- **Aim 1**:
Write out the part of the passage about Goldsmith and Garrick between "as to feel yet" and "sports at Barton.", inclusive, without changing a word.

### Selected text ###

Though the Langton visit had been thus deferred, however, another new married couple claimed him soon after this letter; and he could not, amid all his "scurvy circumstances," resist the temptation. Little Comedy had become Mrs. Bunbury, and he was asked to visit them at Barton. But his means were insufficient; and, for a time to anticipate them, he laid himself under fresh obligations to Francis Newbery. Former money transactions between them, involving unfulfilled engagements for a new story, remained still uncancelled; and Garrick still held an outstanding note of Newbery's, unpaid because of disputed claims on behalf of the elder Newbery's estate but a better understanding between the publisher and his creditor, on the faith of certain completed chapters of the long-promised tale, had now arisen, and Garrick was in no humour to disturb it by reviving any claim of his. Recent courtesies and kindness had been heartily interchanged between the poet and the actor, and showed how little on either side was at any time needed to have made these celebrated men fast friends. In the last three years they had met more frequently than at any previous time, at Mr. Beauclerc's, Lord Clare's, and Sir Joshua's; and where there is anything to suggest mutual esteem, the more men know of each other the more they will wish to know. Thus, courtesies and good-nature had freely passed between them; and hints of promise and acceptance for a new comedy would appear to have been also interchanged, for we find Hoadly warning Garrick soon after against "giving in" to Doctor Goldsmith's ridiculosity. What was lately written in the country (little better than a rough draught at present, it is probable) is for Covent-garden; but he thinks he has so far succeeded

as to feel yet greater confidence in the same direction, and something of an understanding for a future dramatic venture at Drury-lane seems certainly to have been agreed to. A new and strong link between them was supplied by the family which Goldsmith is about to visit; for Garrick was Bunbury's most familiar friend, and a leader in all the sports at Barton.

### Given data ###

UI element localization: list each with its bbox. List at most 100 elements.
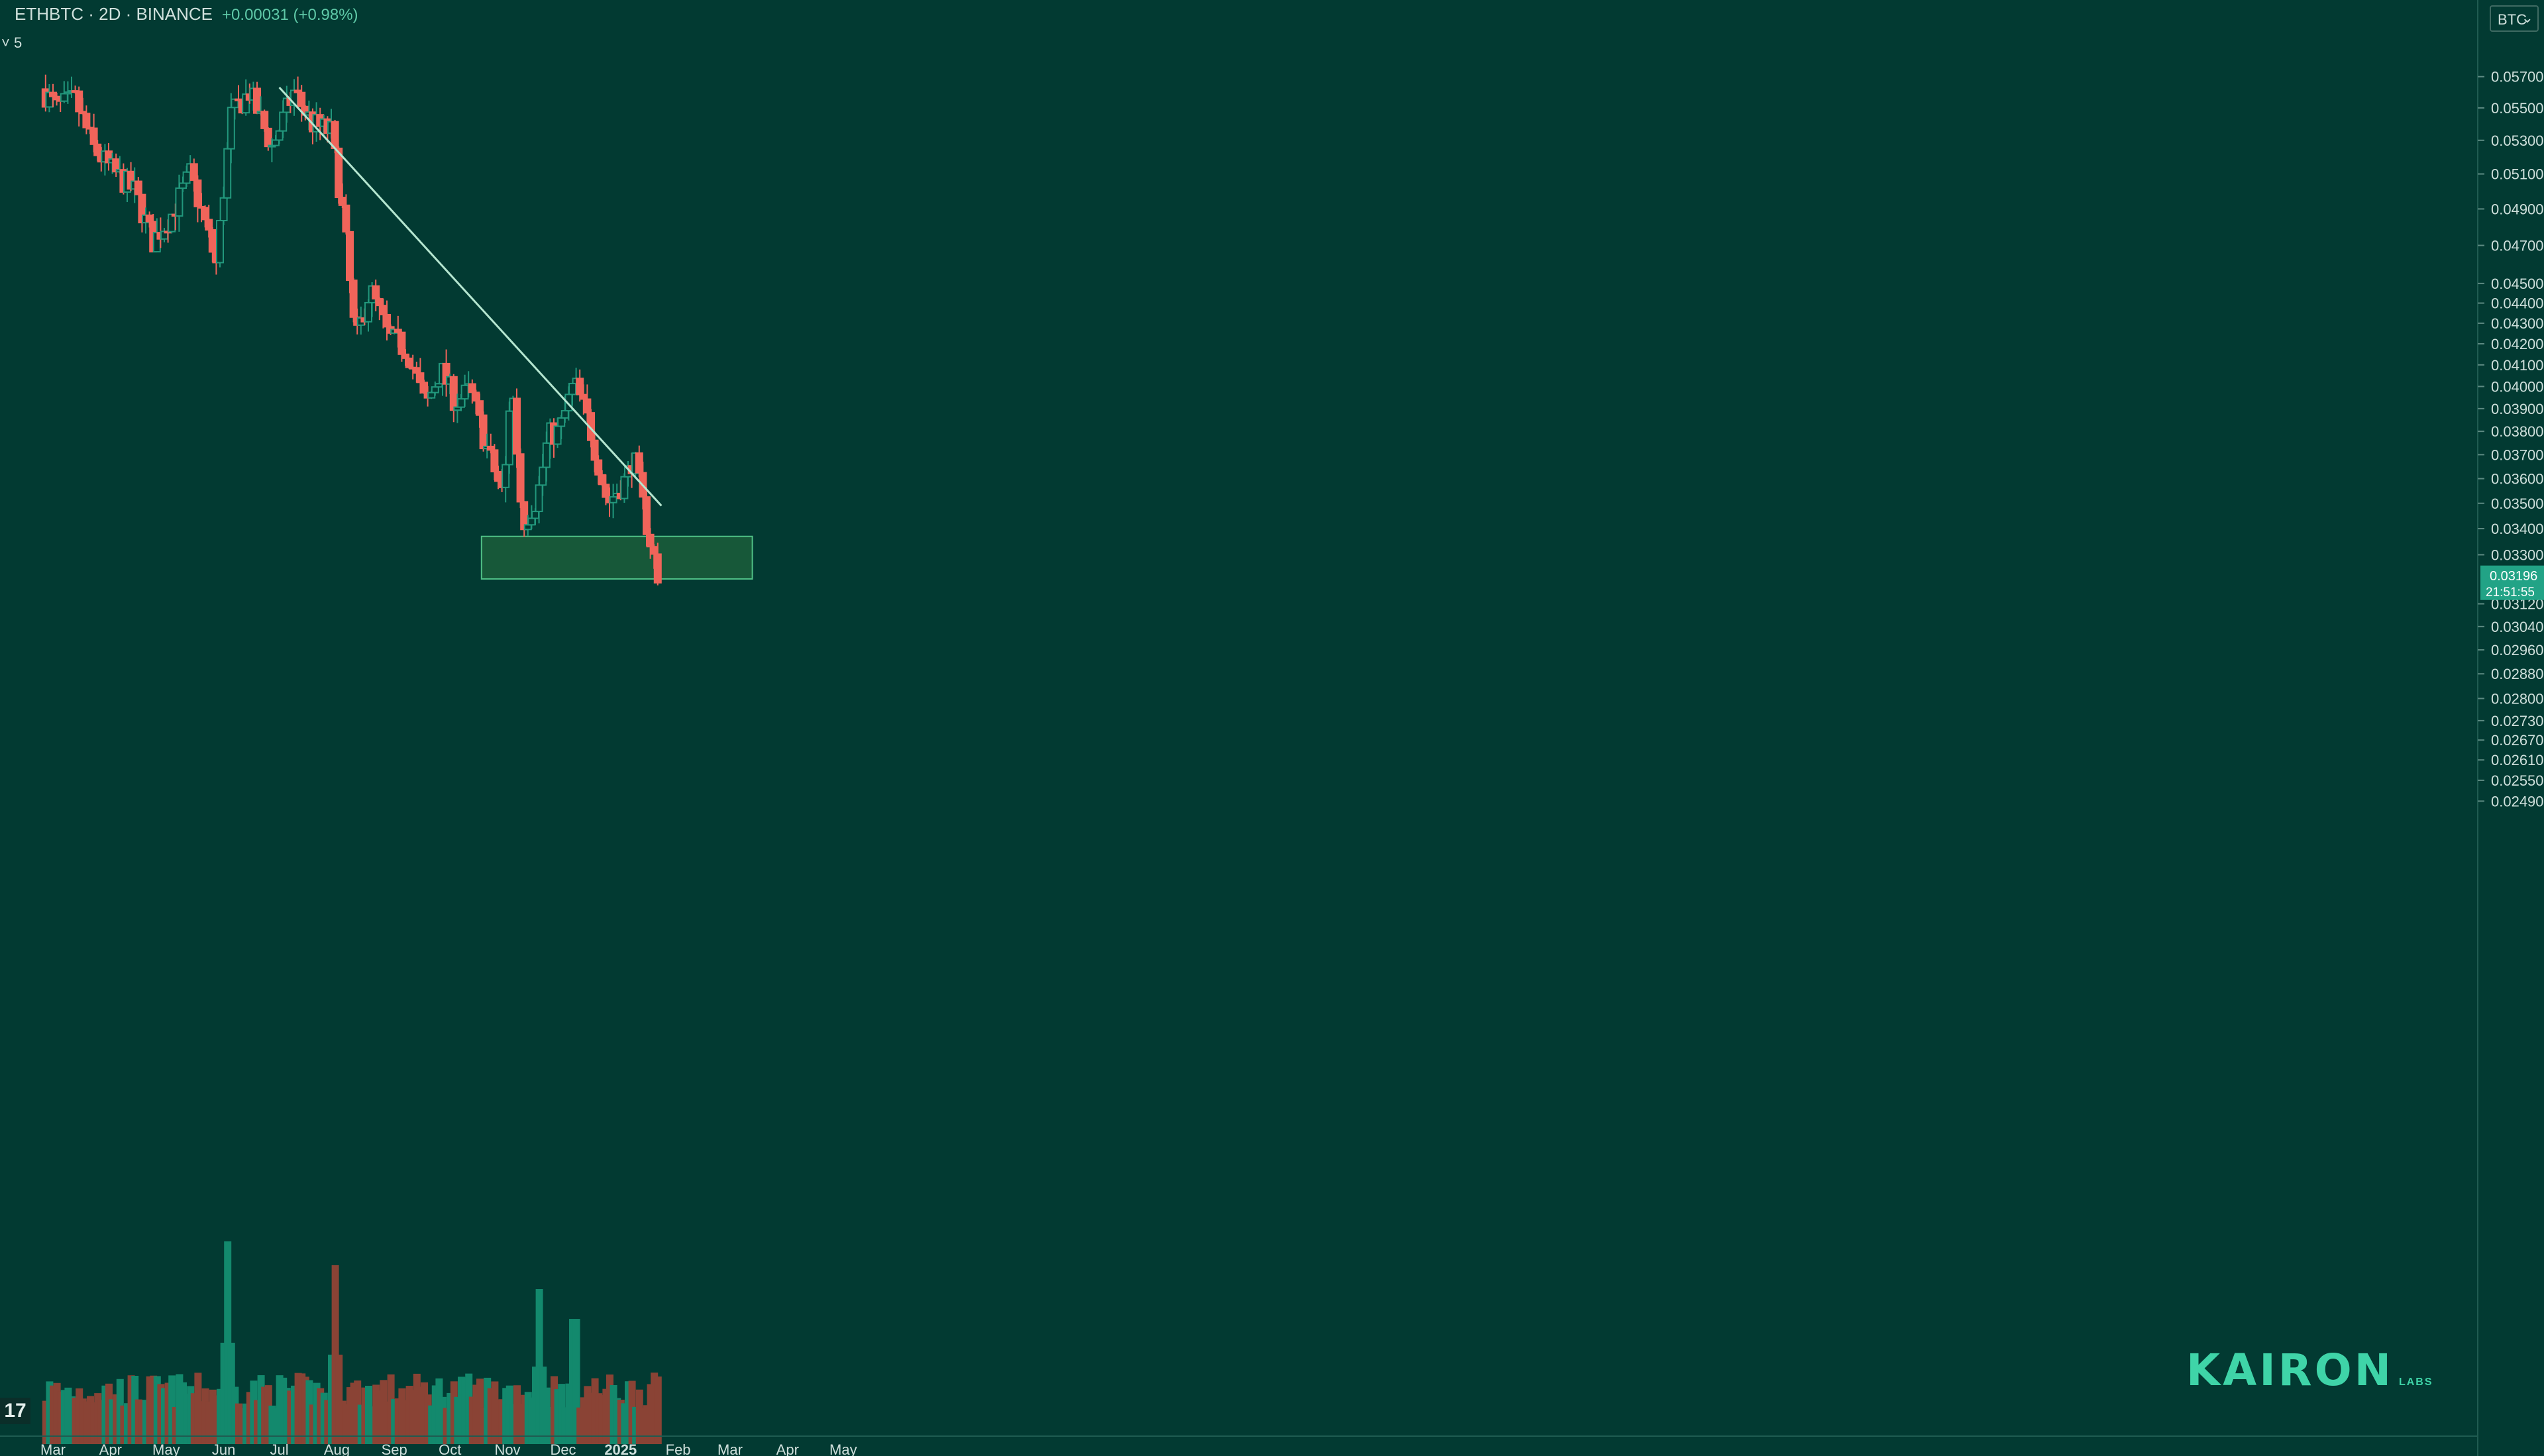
price-tick-label: 0.02670 <box>2491 732 2544 749</box>
volume-bar <box>617 1400 625 1444</box>
price-tick-label: 0.04900 <box>2491 201 2544 217</box>
candle-body <box>379 305 388 315</box>
volume-bar <box>168 1375 176 1444</box>
time-tick-label: Apr <box>776 1441 799 1456</box>
time-axis[interactable]: Mar Apr May Jun Jul Aug Sep Oct Nov Dec 2025 Feb Mar… <box>0 1435 2478 1456</box>
volume-bar <box>46 1381 54 1444</box>
price-badge-bg <box>2480 565 2544 600</box>
volume-bar <box>357 1404 365 1444</box>
time-tick-label: Jun <box>212 1441 235 1456</box>
volume-bar <box>613 1398 621 1444</box>
volume-bar <box>76 1388 83 1444</box>
price-change: +0.00031 (+0.98%) <box>222 6 358 24</box>
downtrend-line <box>278 87 662 507</box>
price-tick-label: 0.03400 <box>2491 521 2544 537</box>
price-tick-label: 0.03600 <box>2491 471 2544 488</box>
candle-body <box>427 391 436 399</box>
candle-body <box>535 484 543 513</box>
volume-bar <box>417 1386 425 1444</box>
candle-body <box>650 546 659 555</box>
volume-bar <box>50 1385 57 1444</box>
volume-bar <box>509 1404 517 1444</box>
volume-bar <box>505 1385 513 1444</box>
candle-body <box>594 459 603 476</box>
candle-body <box>168 213 176 233</box>
volume-bar <box>328 1355 335 1444</box>
candle-body <box>576 378 584 395</box>
volume-bar <box>461 1377 469 1444</box>
candle-body <box>372 285 380 300</box>
volume-bar <box>361 1387 369 1444</box>
kairon-logo: KAIRON LABS <box>2186 1345 2433 1396</box>
candle-body <box>272 139 280 146</box>
collapse-indicator[interactable]: ˅ 5 <box>1 34 23 51</box>
price-tick-label: 0.05500 <box>2491 100 2544 117</box>
price-tick-label: 0.02550 <box>2491 772 2544 789</box>
volume-bar <box>187 1386 195 1444</box>
time-tick-label: Jul <box>270 1441 289 1456</box>
volume-bar <box>294 1373 302 1444</box>
volume-bar <box>346 1387 354 1444</box>
volume-bar <box>124 1403 131 1444</box>
currency-selector[interactable]: BTC ⌄ <box>2490 5 2539 32</box>
time-tick-label: Feb <box>666 1441 691 1456</box>
volume-bar <box>421 1382 428 1444</box>
volume-bar <box>280 1377 288 1444</box>
candle-body <box>527 517 536 526</box>
volume-bar <box>450 1381 458 1444</box>
volume-bar <box>384 1401 391 1444</box>
volume-bar <box>201 1388 209 1444</box>
candle-body <box>598 474 606 486</box>
volume-bar <box>413 1373 421 1444</box>
volume-bar <box>235 1403 242 1444</box>
volume-bar <box>64 1387 72 1444</box>
time-tick-label: Mar <box>40 1441 66 1456</box>
volume-bar <box>580 1397 588 1444</box>
candle-body <box>331 121 339 149</box>
volume-bar <box>551 1376 558 1444</box>
volume-bar <box>150 1375 158 1444</box>
candle-body <box>646 533 655 548</box>
volume-bar <box>57 1391 65 1444</box>
volume-bar <box>443 1408 450 1444</box>
volume-bar <box>172 1406 180 1444</box>
candle-body <box>297 91 306 107</box>
time-tick-label: Apr <box>99 1441 122 1456</box>
volume-bar <box>595 1393 603 1444</box>
volume-bar <box>380 1380 388 1444</box>
volume-bar <box>231 1386 239 1444</box>
candle-body <box>539 466 547 486</box>
volume-bar <box>320 1392 328 1444</box>
volume-bar <box>487 1388 495 1444</box>
candle-body <box>457 398 465 408</box>
volume-bar <box>558 1384 566 1444</box>
candle-body <box>405 357 413 368</box>
volume-bar <box>153 1376 161 1444</box>
volume-bar <box>387 1374 395 1444</box>
candle-body <box>579 393 588 400</box>
candle-body <box>89 127 98 145</box>
price-tick-label: 0.03040 <box>2491 619 2544 635</box>
candle-body <box>398 331 406 355</box>
candle-body <box>635 452 643 474</box>
volume-bar <box>439 1396 447 1444</box>
price-axis[interactable]: 0.05700 0.05500 0.05300 0.05100 0.04900 0.047… <box>2477 0 2544 1456</box>
volume-bar <box>53 1382 61 1444</box>
volume-bar <box>547 1406 555 1444</box>
volume-bar <box>246 1392 254 1444</box>
volume-bar <box>180 1382 187 1444</box>
volume-bar <box>517 1404 525 1444</box>
volume-bar <box>535 1289 543 1444</box>
volume-bar <box>101 1385 109 1444</box>
candle-body <box>223 148 232 199</box>
volume-bar <box>205 1401 213 1444</box>
volume-bar <box>257 1375 265 1444</box>
volume-bar <box>561 1407 569 1444</box>
volume-bar <box>272 1408 280 1444</box>
tradingview-logo: 17 <box>0 1398 30 1424</box>
candle-body <box>653 553 662 584</box>
candle-body <box>449 376 458 411</box>
chevron-down-icon: ⌄ <box>2521 9 2533 26</box>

###

- **Aim 2**:
Repeat the lines of the listing between the lines holding "price-tick-label: 0.02670 <box>2491" and "candle-body <box>598 474 606 486</box>", inclusive, without any changes.

- **Reply 1**:
as to feel yet greater confidence in the same direction, and something of an understanding for a future dramatic venture at Drury-lane seems certainly to have been agreed to. A new and strong link between them was supplied by the family which Goldsmith is about to visit; for Garrick was Bunbury's most familiar friend, and a leader in all the sports at Barton.

- **Reply 2**:
price-tick-label: 0.02670 <box>2491 732 2544 749</box>
volume-bar <box>617 1400 625 1444</box>
price-tick-label: 0.04900 <box>2491 201 2544 217</box>
candle-body <box>379 305 388 315</box>
volume-bar <box>168 1375 176 1444</box>
time-tick-label: Apr <box>776 1441 799 1456</box>
time-axis[interactable]: Mar Apr May Jun Jul Aug Sep Oct Nov Dec 2025 Feb Mar… <box>0 1435 2478 1456</box>
volume-bar <box>46 1381 54 1444</box>
price-badge-bg <box>2480 565 2544 600</box>
volume-bar <box>357 1404 365 1444</box>
time-tick-label: Jun <box>212 1441 235 1456</box>
volume-bar <box>613 1398 621 1444</box>
volume-bar <box>76 1388 83 1444</box>
price-change: +0.00031 (+0.98%) <box>222 6 358 24</box>
downtrend-line <box>278 87 662 507</box>
price-tick-label: 0.03400 <box>2491 521 2544 537</box>
price-tick-label: 0.03600 <box>2491 471 2544 488</box>
candle-body <box>427 391 436 399</box>
candle-body <box>535 484 543 513</box>
volume-bar <box>417 1386 425 1444</box>
candle-body <box>650 546 659 555</box>
volume-bar <box>50 1385 57 1444</box>
volume-bar <box>509 1404 517 1444</box>
volume-bar <box>505 1385 513 1444</box>
candle-body <box>594 459 603 476</box>
candle-body <box>168 213 176 233</box>
volume-bar <box>328 1355 335 1444</box>
candle-body <box>576 378 584 395</box>
volume-bar <box>461 1377 469 1444</box>
candle-body <box>372 285 380 300</box>
volume-bar <box>361 1387 369 1444</box>
kairon-logo: KAIRON LABS <box>2186 1345 2433 1396</box>
candle-body <box>272 139 280 146</box>
collapse-indicator[interactable]: ˅ 5 <box>1 34 23 51</box>
price-tick-label: 0.05500 <box>2491 100 2544 117</box>
price-tick-label: 0.02550 <box>2491 772 2544 789</box>
volume-bar <box>187 1386 195 1444</box>
time-tick-label: Jul <box>270 1441 289 1456</box>
volume-bar <box>294 1373 302 1444</box>
volume-bar <box>346 1387 354 1444</box>
volume-bar <box>124 1403 131 1444</box>
currency-selector[interactable]: BTC ⌄ <box>2490 5 2539 32</box>
time-tick-label: Feb <box>666 1441 691 1456</box>
volume-bar <box>421 1382 428 1444</box>
volume-bar <box>280 1377 288 1444</box>
candle-body <box>527 517 536 526</box>
volume-bar <box>450 1381 458 1444</box>
volume-bar <box>384 1401 391 1444</box>
volume-bar <box>201 1388 209 1444</box>
candle-body <box>598 474 606 486</box>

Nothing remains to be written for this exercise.